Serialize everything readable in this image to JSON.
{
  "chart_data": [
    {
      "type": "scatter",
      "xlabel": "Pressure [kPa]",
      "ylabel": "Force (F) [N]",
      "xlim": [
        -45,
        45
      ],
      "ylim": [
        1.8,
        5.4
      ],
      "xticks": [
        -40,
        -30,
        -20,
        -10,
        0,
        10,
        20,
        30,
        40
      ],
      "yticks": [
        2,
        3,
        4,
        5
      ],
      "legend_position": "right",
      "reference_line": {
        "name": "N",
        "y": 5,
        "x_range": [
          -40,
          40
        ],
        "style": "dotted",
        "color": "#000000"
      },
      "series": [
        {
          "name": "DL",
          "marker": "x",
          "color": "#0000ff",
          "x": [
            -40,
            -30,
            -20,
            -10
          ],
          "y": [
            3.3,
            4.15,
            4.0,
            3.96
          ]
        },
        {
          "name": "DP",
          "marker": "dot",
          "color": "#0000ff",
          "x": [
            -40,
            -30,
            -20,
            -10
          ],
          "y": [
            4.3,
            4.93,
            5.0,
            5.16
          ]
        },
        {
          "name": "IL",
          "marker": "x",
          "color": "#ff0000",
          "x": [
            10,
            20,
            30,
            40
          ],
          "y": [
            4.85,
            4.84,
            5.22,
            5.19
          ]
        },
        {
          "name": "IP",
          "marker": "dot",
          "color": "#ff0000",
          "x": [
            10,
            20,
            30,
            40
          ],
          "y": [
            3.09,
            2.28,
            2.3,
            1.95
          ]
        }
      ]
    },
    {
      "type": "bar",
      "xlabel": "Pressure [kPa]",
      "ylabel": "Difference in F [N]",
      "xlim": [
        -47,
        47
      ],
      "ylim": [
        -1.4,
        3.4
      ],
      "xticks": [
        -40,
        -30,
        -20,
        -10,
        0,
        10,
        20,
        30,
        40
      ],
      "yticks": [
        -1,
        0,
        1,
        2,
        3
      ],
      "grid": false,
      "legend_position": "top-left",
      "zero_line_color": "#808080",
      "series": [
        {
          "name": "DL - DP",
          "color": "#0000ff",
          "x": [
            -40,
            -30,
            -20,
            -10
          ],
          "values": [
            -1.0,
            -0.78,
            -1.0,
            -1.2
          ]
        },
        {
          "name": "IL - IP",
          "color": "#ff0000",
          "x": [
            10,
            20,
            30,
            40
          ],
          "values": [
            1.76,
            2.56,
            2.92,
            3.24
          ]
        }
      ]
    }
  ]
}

Objective — Go through the listing and copy all of it exactly.

Full answer —
Serialize everything readable in this image to JSON.
{
  "chart_data": [
    {
      "type": "scatter",
      "xlabel": "Pressure [kPa]",
      "ylabel": "Force (F) [N]",
      "xlim": [
        -45,
        45
      ],
      "ylim": [
        1.8,
        5.4
      ],
      "xticks": [
        -40,
        -30,
        -20,
        -10,
        0,
        10,
        20,
        30,
        40
      ],
      "yticks": [
        2,
        3,
        4,
        5
      ],
      "legend_position": "right",
      "reference_line": {
        "name": "N",
        "y": 5,
        "x_range": [
          -40,
          40
        ],
        "style": "dotted",
        "color": "#000000"
      },
      "series": [
        {
          "name": "DL",
          "marker": "x",
          "color": "#0000ff",
          "x": [
            -40,
            -30,
            -20,
            -10
          ],
          "y": [
            3.3,
            4.15,
            4.0,
            3.96
          ]
        },
        {
          "name": "DP",
          "marker": "dot",
          "color": "#0000ff",
          "x": [
            -40,
            -30,
            -20,
            -10
          ],
          "y": [
            4.3,
            4.93,
            5.0,
            5.16
          ]
        },
        {
          "name": "IL",
          "marker": "x",
          "color": "#ff0000",
          "x": [
            10,
            20,
            30,
            40
          ],
          "y": [
            4.85,
            4.84,
            5.22,
            5.19
          ]
        },
        {
          "name": "IP",
          "marker": "dot",
          "color": "#ff0000",
          "x": [
            10,
            20,
            30,
            40
          ],
          "y": [
            3.09,
            2.28,
            2.3,
            1.95
          ]
        }
      ]
    },
    {
      "type": "bar",
      "xlabel": "Pressure [kPa]",
      "ylabel": "Difference in F [N]",
      "xlim": [
        -47,
        47
      ],
      "ylim": [
        -1.4,
        3.4
      ],
      "xticks": [
        -40,
        -30,
        -20,
        -10,
        0,
        10,
        20,
        30,
        40
      ],
      "yticks": [
        -1,
        0,
        1,
        2,
        3
      ],
      "grid": false,
      "legend_position": "top-left",
      "zero_line_color": "#808080",
      "series": [
        {
          "name": "DL - DP",
          "color": "#0000ff",
          "x": [
            -40,
            -30,
            -20,
            -10
          ],
          "values": [
            -1.0,
            -0.78,
            -1.0,
            -1.2
          ]
        },
        {
          "name": "IL - IP",
          "color": "#ff0000",
          "x": [
            10,
            20,
            30,
            40
          ],
          "values": [
            1.76,
            2.56,
            2.92,
            3.24
          ]
        }
      ]
    }
  ]
}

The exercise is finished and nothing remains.